RAW RECORDS:
════════════════════

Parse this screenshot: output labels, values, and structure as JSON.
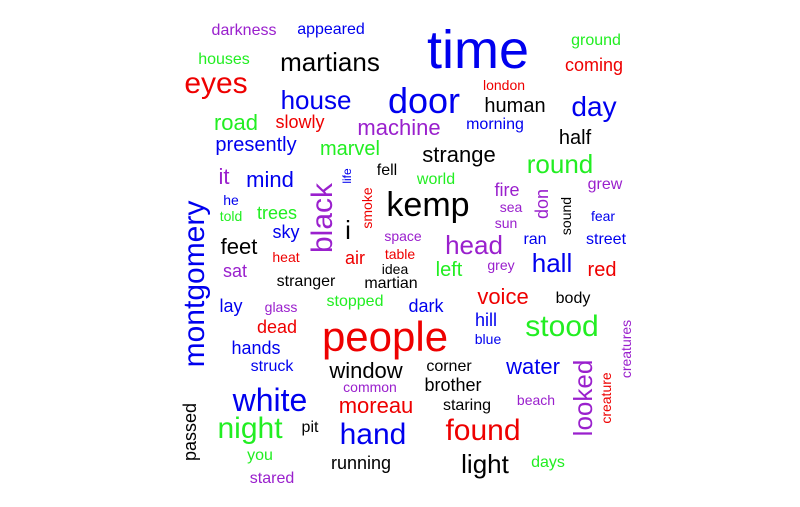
{
  "colors": {
    "black": "#000000",
    "blue": "#0000ee",
    "red": "#ee0000",
    "green": "#22ee22",
    "purple": "#9a20cd"
  },
  "words": [
    {
      "text": "time",
      "color": "blue",
      "weight": 10
    },
    {
      "text": "people",
      "color": "red",
      "weight": 9
    },
    {
      "text": "montgomery",
      "color": "blue",
      "weight": 7
    },
    {
      "text": "kemp",
      "color": "black",
      "weight": 7
    },
    {
      "text": "door",
      "color": "blue",
      "weight": 7
    },
    {
      "text": "white",
      "color": "blue",
      "weight": 6
    },
    {
      "text": "black",
      "color": "purple",
      "weight": 6
    },
    {
      "text": "hand",
      "color": "blue",
      "weight": 6
    },
    {
      "text": "found",
      "color": "red",
      "weight": 6
    },
    {
      "text": "stood",
      "color": "green",
      "weight": 6
    },
    {
      "text": "night",
      "color": "green",
      "weight": 6
    },
    {
      "text": "eyes",
      "color": "red",
      "weight": 6
    },
    {
      "text": "light",
      "color": "black",
      "weight": 5
    },
    {
      "text": "looked",
      "color": "purple",
      "weight": 5
    },
    {
      "text": "day",
      "color": "blue",
      "weight": 5
    },
    {
      "text": "round",
      "color": "green",
      "weight": 5
    },
    {
      "text": "head",
      "color": "purple",
      "weight": 5
    },
    {
      "text": "hall",
      "color": "blue",
      "weight": 5
    },
    {
      "text": "martians",
      "color": "black",
      "weight": 5
    },
    {
      "text": "house",
      "color": "blue",
      "weight": 5
    },
    {
      "text": "i",
      "color": "black",
      "weight": 5
    },
    {
      "text": "voice",
      "color": "red",
      "weight": 4
    },
    {
      "text": "strange",
      "color": "black",
      "weight": 4
    },
    {
      "text": "water",
      "color": "blue",
      "weight": 4
    },
    {
      "text": "moreau",
      "color": "red",
      "weight": 4
    },
    {
      "text": "window",
      "color": "black",
      "weight": 4
    },
    {
      "text": "machine",
      "color": "purple",
      "weight": 4
    },
    {
      "text": "mind",
      "color": "blue",
      "weight": 4
    },
    {
      "text": "it",
      "color": "purple",
      "weight": 4
    },
    {
      "text": "feet",
      "color": "black",
      "weight": 4
    },
    {
      "text": "road",
      "color": "green",
      "weight": 4
    },
    {
      "text": "presently",
      "color": "blue",
      "weight": 4
    },
    {
      "text": "marvel",
      "color": "green",
      "weight": 4
    },
    {
      "text": "human",
      "color": "black",
      "weight": 4
    },
    {
      "text": "half",
      "color": "black",
      "weight": 4
    },
    {
      "text": "red",
      "color": "red",
      "weight": 4
    },
    {
      "text": "left",
      "color": "green",
      "weight": 4
    },
    {
      "text": "brother",
      "color": "black",
      "weight": 4
    },
    {
      "text": "hands",
      "color": "blue",
      "weight": 4
    },
    {
      "text": "running",
      "color": "black",
      "weight": 3
    },
    {
      "text": "lay",
      "color": "blue",
      "weight": 3
    },
    {
      "text": "passed",
      "color": "black",
      "weight": 3
    },
    {
      "text": "fire",
      "color": "purple",
      "weight": 3
    },
    {
      "text": "trees",
      "color": "green",
      "weight": 3
    },
    {
      "text": "air",
      "color": "red",
      "weight": 3
    },
    {
      "text": "sat",
      "color": "purple",
      "weight": 3
    },
    {
      "text": "dead",
      "color": "red",
      "weight": 3
    },
    {
      "text": "dark",
      "color": "blue",
      "weight": 3
    },
    {
      "text": "sky",
      "color": "blue",
      "weight": 3
    },
    {
      "text": "hill",
      "color": "blue",
      "weight": 3
    },
    {
      "text": "coming",
      "color": "red",
      "weight": 3
    },
    {
      "text": "don",
      "color": "purple",
      "weight": 3
    },
    {
      "text": "slowly",
      "color": "red",
      "weight": 3
    },
    {
      "text": "corner",
      "color": "black",
      "weight": 3
    },
    {
      "text": "staring",
      "color": "black",
      "weight": 3
    },
    {
      "text": "stopped",
      "color": "green",
      "weight": 3
    },
    {
      "text": "ground",
      "color": "green",
      "weight": 3
    },
    {
      "text": "morning",
      "color": "blue",
      "weight": 3
    },
    {
      "text": "ran",
      "color": "blue",
      "weight": 3
    },
    {
      "text": "street",
      "color": "blue",
      "weight": 3
    },
    {
      "text": "days",
      "color": "green",
      "weight": 3
    },
    {
      "text": "you",
      "color": "green",
      "weight": 3
    },
    {
      "text": "stared",
      "color": "purple",
      "weight": 3
    },
    {
      "text": "pit",
      "color": "black",
      "weight": 3
    },
    {
      "text": "struck",
      "color": "blue",
      "weight": 3
    },
    {
      "text": "body",
      "color": "black",
      "weight": 3
    },
    {
      "text": "blue",
      "color": "blue",
      "weight": 3
    },
    {
      "text": "beach",
      "color": "purple",
      "weight": 3
    },
    {
      "text": "creature",
      "color": "red",
      "weight": 3
    },
    {
      "text": "creatures",
      "color": "purple",
      "weight": 3
    },
    {
      "text": "common",
      "color": "purple",
      "weight": 3
    },
    {
      "text": "world",
      "color": "green",
      "weight": 3
    },
    {
      "text": "fell",
      "color": "black",
      "weight": 3
    },
    {
      "text": "smoke",
      "color": "red",
      "weight": 3
    },
    {
      "text": "life",
      "color": "blue",
      "weight": 2
    },
    {
      "text": "grew",
      "color": "purple",
      "weight": 3
    },
    {
      "text": "sea",
      "color": "purple",
      "weight": 3
    },
    {
      "text": "sun",
      "color": "purple",
      "weight": 3
    },
    {
      "text": "sound",
      "color": "black",
      "weight": 3
    },
    {
      "text": "fear",
      "color": "blue",
      "weight": 3
    },
    {
      "text": "grey",
      "color": "purple",
      "weight": 3
    },
    {
      "text": "he",
      "color": "blue",
      "weight": 3
    },
    {
      "text": "told",
      "color": "green",
      "weight": 3
    },
    {
      "text": "space",
      "color": "purple",
      "weight": 3
    },
    {
      "text": "heat",
      "color": "red",
      "weight": 3
    },
    {
      "text": "table",
      "color": "red",
      "weight": 3
    },
    {
      "text": "idea",
      "color": "black",
      "weight": 3
    },
    {
      "text": "stranger",
      "color": "black",
      "weight": 3
    },
    {
      "text": "martian",
      "color": "black",
      "weight": 3
    },
    {
      "text": "glass",
      "color": "purple",
      "weight": 3
    },
    {
      "text": "darkness",
      "color": "purple",
      "weight": 3
    },
    {
      "text": "appeared",
      "color": "blue",
      "weight": 3
    },
    {
      "text": "houses",
      "color": "green",
      "weight": 3
    },
    {
      "text": "london",
      "color": "red",
      "weight": 3
    }
  ]
}
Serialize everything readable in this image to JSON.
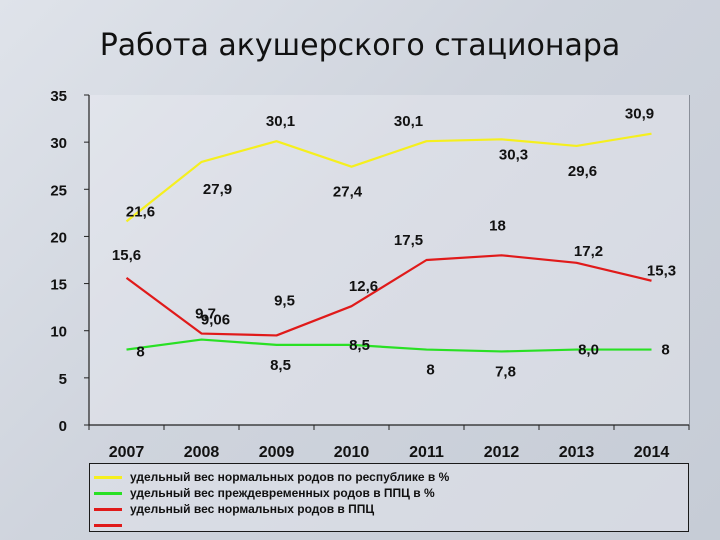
{
  "slide": {
    "title": "Работа акушерского стационара"
  },
  "chart_data": {
    "type": "line",
    "title": "",
    "xlabel": "",
    "ylabel": "",
    "categories": [
      "2007",
      "2008",
      "2009",
      "2010",
      "2011",
      "2012",
      "2013",
      "2014"
    ],
    "ylim": [
      0,
      35
    ],
    "yticks": [
      0,
      5,
      10,
      15,
      20,
      25,
      30,
      35
    ],
    "grid": false,
    "legend_position": "bottom",
    "series": [
      {
        "name": "удельный вес нормальных родов по республике в %",
        "color": "#f5ef1e",
        "values": [
          21.6,
          27.9,
          30.1,
          27.4,
          30.1,
          30.3,
          29.6,
          30.9
        ],
        "labels": [
          "21,6",
          "27,9",
          "30,1",
          "27,4",
          "30,1",
          "30,3",
          "29,6",
          "30,9"
        ]
      },
      {
        "name": "удельный вес преждевременных родов в ППЦ в %",
        "color": "#29e024",
        "values": [
          8,
          9.06,
          8.5,
          8.5,
          8,
          7.8,
          8.0,
          8
        ],
        "labels": [
          "8",
          "9,06",
          "8,5",
          "8,5",
          "8",
          "7,8",
          "8,0",
          "8"
        ]
      },
      {
        "name": "удельный вес нормальных родов в ППЦ",
        "color": "#e01a1a",
        "values": [
          15.6,
          9.7,
          9.5,
          12.6,
          17.5,
          18,
          17.2,
          15.3
        ],
        "labels": [
          "15,6",
          "9,7",
          "9,5",
          "12,6",
          "17,5",
          "18",
          "17,2",
          "15,3"
        ]
      }
    ],
    "extra_legend_swatch_color": "#e01a1a"
  }
}
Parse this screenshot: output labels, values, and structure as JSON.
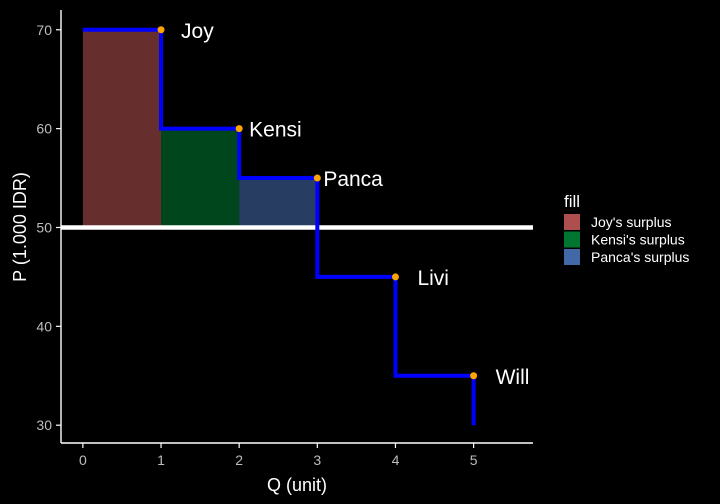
{
  "chart_data": {
    "type": "step",
    "xlabel": "Q (unit)",
    "ylabel": "P (1.000 IDR)",
    "xlim": [
      -0.28,
      5.76
    ],
    "ylim": [
      28.2,
      72.0
    ],
    "x_ticks": [
      0,
      1,
      2,
      3,
      4,
      5
    ],
    "y_ticks": [
      30,
      40,
      50,
      60,
      70
    ],
    "price_line": 50,
    "demand_step": [
      [
        0,
        70
      ],
      [
        1,
        70
      ],
      [
        1,
        60
      ],
      [
        2,
        60
      ],
      [
        2,
        55
      ],
      [
        3,
        55
      ],
      [
        3,
        45
      ],
      [
        4,
        45
      ],
      [
        4,
        35
      ],
      [
        5,
        35
      ],
      [
        5,
        30
      ]
    ],
    "points": [
      {
        "label": "Joy",
        "x": 1,
        "y": 70
      },
      {
        "label": "Kensi",
        "x": 2,
        "y": 60
      },
      {
        "label": "Panca",
        "x": 3,
        "y": 55
      },
      {
        "label": "Livi",
        "x": 4,
        "y": 45
      },
      {
        "label": "Will",
        "x": 5,
        "y": 35
      }
    ],
    "surplus": [
      {
        "name": "Joy's surplus",
        "x0": 0,
        "x1": 1,
        "y0": 50,
        "y1": 70,
        "color": "#cd5c5c"
      },
      {
        "name": "Kensi's surplus",
        "x0": 1,
        "x1": 2,
        "y0": 50,
        "y1": 60,
        "color": "#008b3a"
      },
      {
        "name": "Panca's surplus",
        "x0": 2,
        "x1": 3,
        "y0": 50,
        "y1": 55,
        "color": "#4f7ac4"
      }
    ],
    "legend": {
      "title": "fill",
      "placement": "right"
    },
    "colors": {
      "step": "#0000ff",
      "point": "#ffa500",
      "price_line": "#ffffff",
      "tick": "#bdbdbd"
    },
    "grid": false
  }
}
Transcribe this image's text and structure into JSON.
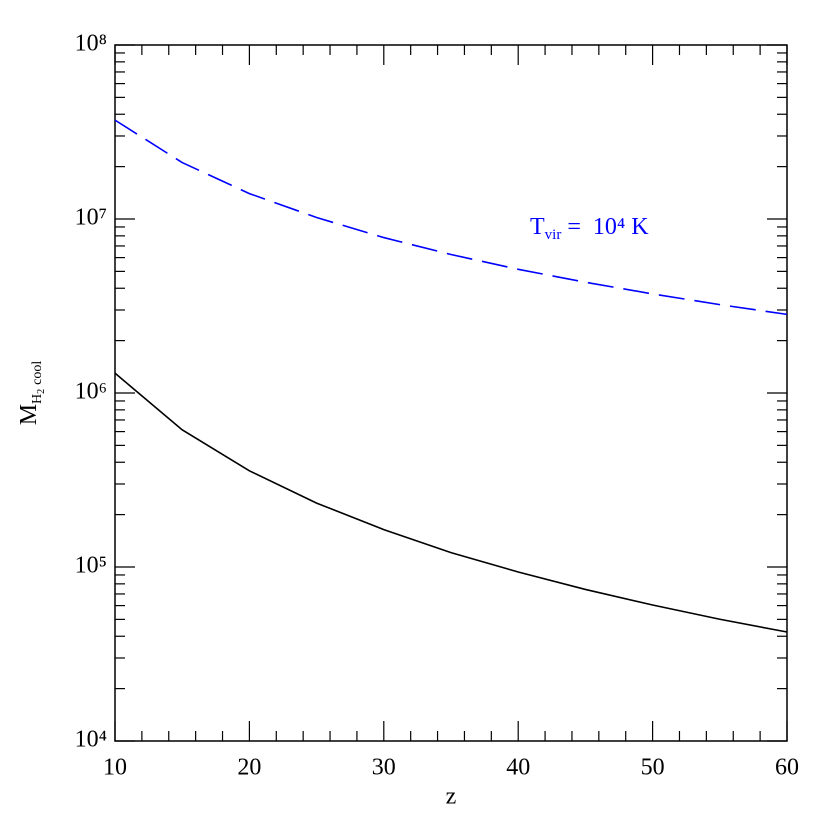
{
  "chart_data": {
    "type": "line",
    "x_label": "z",
    "y_label": {
      "main": "M",
      "sub": "H",
      "subsub": "2",
      "sub2": "cool"
    },
    "annotation": {
      "main": "T",
      "sub": "vir",
      "rest": " =  10⁴ K",
      "color": "#0000ff"
    },
    "x": [
      10,
      15,
      20,
      25,
      30,
      35,
      40,
      45,
      50,
      55,
      60
    ],
    "series": [
      {
        "color": "#000000",
        "dashed": false,
        "values": [
          1300000,
          614000,
          357000,
          233000,
          164000,
          121000,
          93600,
          74300,
          60500,
          50100,
          42300
        ]
      },
      {
        "color": "#0000ff",
        "dashed": true,
        "values": [
          37000000,
          21100000,
          14000000,
          10200000,
          7820000,
          6250000,
          5140000,
          4330000,
          3710000,
          3220000,
          2830000
        ]
      }
    ],
    "xlim": [
      10,
      60
    ],
    "xticks": [
      10,
      20,
      30,
      40,
      50,
      60
    ],
    "xminor_ticks": [
      12,
      14,
      16,
      18,
      22,
      24,
      26,
      28,
      32,
      34,
      36,
      38,
      42,
      44,
      46,
      48,
      52,
      54,
      56,
      58
    ],
    "ylim": [
      10000,
      100000000
    ],
    "log_y": true,
    "yticks": [
      {
        "value": 10000,
        "label": "10⁴"
      },
      {
        "value": 100000,
        "label": "10⁵"
      },
      {
        "value": 1000000,
        "label": "10⁶"
      },
      {
        "value": 10000000,
        "label": "10⁷"
      },
      {
        "value": 100000000,
        "label": "10⁸"
      }
    ],
    "yminor_ticks": [
      20000,
      30000,
      40000,
      50000,
      60000,
      70000,
      80000,
      90000,
      200000,
      300000,
      400000,
      500000,
      600000,
      700000,
      800000,
      900000,
      2000000,
      3000000,
      4000000,
      5000000,
      6000000,
      7000000,
      8000000,
      9000000,
      20000000,
      30000000,
      40000000,
      50000000,
      60000000,
      70000000,
      80000000,
      90000000
    ]
  }
}
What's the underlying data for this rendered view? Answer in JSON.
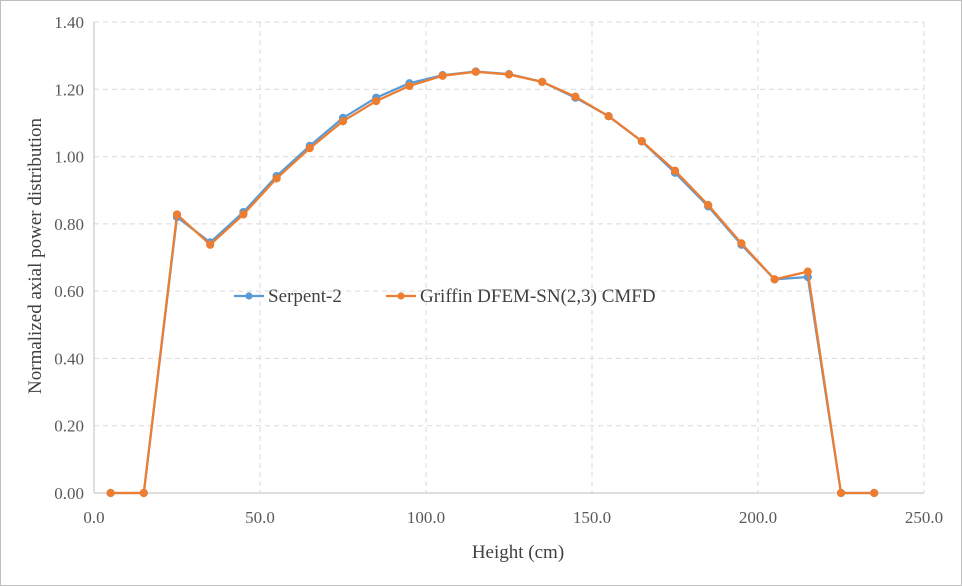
{
  "chart_data": {
    "type": "line",
    "title": "",
    "xlabel": "Height (cm)",
    "ylabel": "Normalized axial power distribution",
    "xlim": [
      0,
      250
    ],
    "ylim": [
      0,
      1.4
    ],
    "x_ticks": [
      "0.0",
      "50.0",
      "100.0",
      "150.0",
      "200.0",
      "250.0"
    ],
    "y_ticks": [
      "0.00",
      "0.20",
      "0.40",
      "0.60",
      "0.80",
      "1.00",
      "1.20",
      "1.40"
    ],
    "grid": true,
    "legend_position": "center-left",
    "x": [
      5,
      15,
      25,
      35,
      45,
      55,
      65,
      75,
      85,
      95,
      105,
      115,
      125,
      135,
      145,
      155,
      165,
      175,
      185,
      195,
      205,
      215,
      225,
      235
    ],
    "series": [
      {
        "name": "Serpent-2",
        "color": "#5b9bd5",
        "values": [
          0.0,
          0.0,
          0.82,
          0.745,
          0.835,
          0.942,
          1.032,
          1.115,
          1.175,
          1.218,
          1.242,
          1.253,
          1.245,
          1.222,
          1.175,
          1.12,
          1.045,
          0.952,
          0.852,
          0.738,
          0.635,
          0.642,
          0.0,
          0.0
        ]
      },
      {
        "name": "Griffin DFEM-SN(2,3) CMFD",
        "color": "#ed7d31",
        "values": [
          0.0,
          0.0,
          0.828,
          0.738,
          0.828,
          0.935,
          1.025,
          1.105,
          1.165,
          1.21,
          1.24,
          1.252,
          1.244,
          1.222,
          1.178,
          1.12,
          1.046,
          0.958,
          0.856,
          0.742,
          0.635,
          0.658,
          0.0,
          0.0
        ]
      }
    ]
  }
}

════════════════════

WHAT THE EXERCISE ASKS: Which lines hold the string "image"? List them all.

RESPONSE TO THE TASK:
Serialize everything readable in this image to JSON.
Transcribe this image's text and structure into JSON.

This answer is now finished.